» **SET PROBLEM**
Below is a set of records; restate each one word for word.

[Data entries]

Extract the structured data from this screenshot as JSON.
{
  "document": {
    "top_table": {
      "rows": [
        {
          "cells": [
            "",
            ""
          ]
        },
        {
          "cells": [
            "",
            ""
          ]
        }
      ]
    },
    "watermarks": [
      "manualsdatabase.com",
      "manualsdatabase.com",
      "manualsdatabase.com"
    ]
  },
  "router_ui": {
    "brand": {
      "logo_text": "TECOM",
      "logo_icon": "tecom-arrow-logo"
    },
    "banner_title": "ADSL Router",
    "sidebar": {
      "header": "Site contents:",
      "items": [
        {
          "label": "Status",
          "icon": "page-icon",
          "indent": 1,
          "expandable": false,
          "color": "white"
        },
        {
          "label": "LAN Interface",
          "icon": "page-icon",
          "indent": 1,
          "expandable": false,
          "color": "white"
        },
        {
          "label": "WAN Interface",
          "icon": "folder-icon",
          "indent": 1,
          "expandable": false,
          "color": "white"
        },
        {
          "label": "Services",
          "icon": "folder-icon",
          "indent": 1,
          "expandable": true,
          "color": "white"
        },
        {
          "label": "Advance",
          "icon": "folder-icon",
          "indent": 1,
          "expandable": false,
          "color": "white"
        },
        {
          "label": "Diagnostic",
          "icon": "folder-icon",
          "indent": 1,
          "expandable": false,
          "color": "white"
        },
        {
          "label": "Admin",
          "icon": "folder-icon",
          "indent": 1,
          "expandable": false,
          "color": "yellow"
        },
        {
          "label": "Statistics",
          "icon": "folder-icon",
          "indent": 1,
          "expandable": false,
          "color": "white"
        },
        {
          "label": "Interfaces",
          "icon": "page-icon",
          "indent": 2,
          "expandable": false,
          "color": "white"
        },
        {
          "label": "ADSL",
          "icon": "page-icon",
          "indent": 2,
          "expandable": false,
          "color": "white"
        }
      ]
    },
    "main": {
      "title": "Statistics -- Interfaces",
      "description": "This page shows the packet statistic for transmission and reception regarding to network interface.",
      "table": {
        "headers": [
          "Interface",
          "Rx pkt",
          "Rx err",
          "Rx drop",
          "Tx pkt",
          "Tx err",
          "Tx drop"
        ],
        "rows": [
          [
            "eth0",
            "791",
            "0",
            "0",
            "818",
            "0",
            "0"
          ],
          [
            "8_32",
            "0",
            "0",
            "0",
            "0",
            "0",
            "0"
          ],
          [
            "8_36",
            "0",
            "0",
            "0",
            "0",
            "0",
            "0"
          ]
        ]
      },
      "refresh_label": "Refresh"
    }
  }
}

» **IN RESPONSE**
Extract the structured data from this screenshot as JSON.
{
  "document": {
    "top_table": {
      "rows": [
        {
          "cells": [
            "",
            ""
          ]
        },
        {
          "cells": [
            "",
            ""
          ]
        }
      ]
    },
    "watermarks": [
      "manualsdatabase.com",
      "manualsdatabase.com",
      "manualsdatabase.com"
    ]
  },
  "router_ui": {
    "brand": {
      "logo_text": "TECOM",
      "logo_icon": "tecom-arrow-logo"
    },
    "banner_title": "ADSL Router",
    "sidebar": {
      "header": "Site contents:",
      "items": [
        {
          "label": "Status",
          "icon": "page-icon",
          "indent": 1,
          "expandable": false,
          "color": "white"
        },
        {
          "label": "LAN Interface",
          "icon": "page-icon",
          "indent": 1,
          "expandable": false,
          "color": "white"
        },
        {
          "label": "WAN Interface",
          "icon": "folder-icon",
          "indent": 1,
          "expandable": false,
          "color": "white"
        },
        {
          "label": "Services",
          "icon": "folder-icon",
          "indent": 1,
          "expandable": true,
          "color": "white"
        },
        {
          "label": "Advance",
          "icon": "folder-icon",
          "indent": 1,
          "expandable": false,
          "color": "white"
        },
        {
          "label": "Diagnostic",
          "icon": "folder-icon",
          "indent": 1,
          "expandable": false,
          "color": "white"
        },
        {
          "label": "Admin",
          "icon": "folder-icon",
          "indent": 1,
          "expandable": false,
          "color": "yellow"
        },
        {
          "label": "Statistics",
          "icon": "folder-icon",
          "indent": 1,
          "expandable": false,
          "color": "white"
        },
        {
          "label": "Interfaces",
          "icon": "page-icon",
          "indent": 2,
          "expandable": false,
          "color": "white"
        },
        {
          "label": "ADSL",
          "icon": "page-icon",
          "indent": 2,
          "expandable": false,
          "color": "white"
        }
      ]
    },
    "main": {
      "title": "Statistics -- Interfaces",
      "description": "This page shows the packet statistic for transmission and reception regarding to network interface.",
      "table": {
        "headers": [
          "Interface",
          "Rx pkt",
          "Rx err",
          "Rx drop",
          "Tx pkt",
          "Tx err",
          "Tx drop"
        ],
        "rows": [
          [
            "eth0",
            "791",
            "0",
            "0",
            "818",
            "0",
            "0"
          ],
          [
            "8_32",
            "0",
            "0",
            "0",
            "0",
            "0",
            "0"
          ],
          [
            "8_36",
            "0",
            "0",
            "0",
            "0",
            "0",
            "0"
          ]
        ]
      },
      "refresh_label": "Refresh"
    }
  }
}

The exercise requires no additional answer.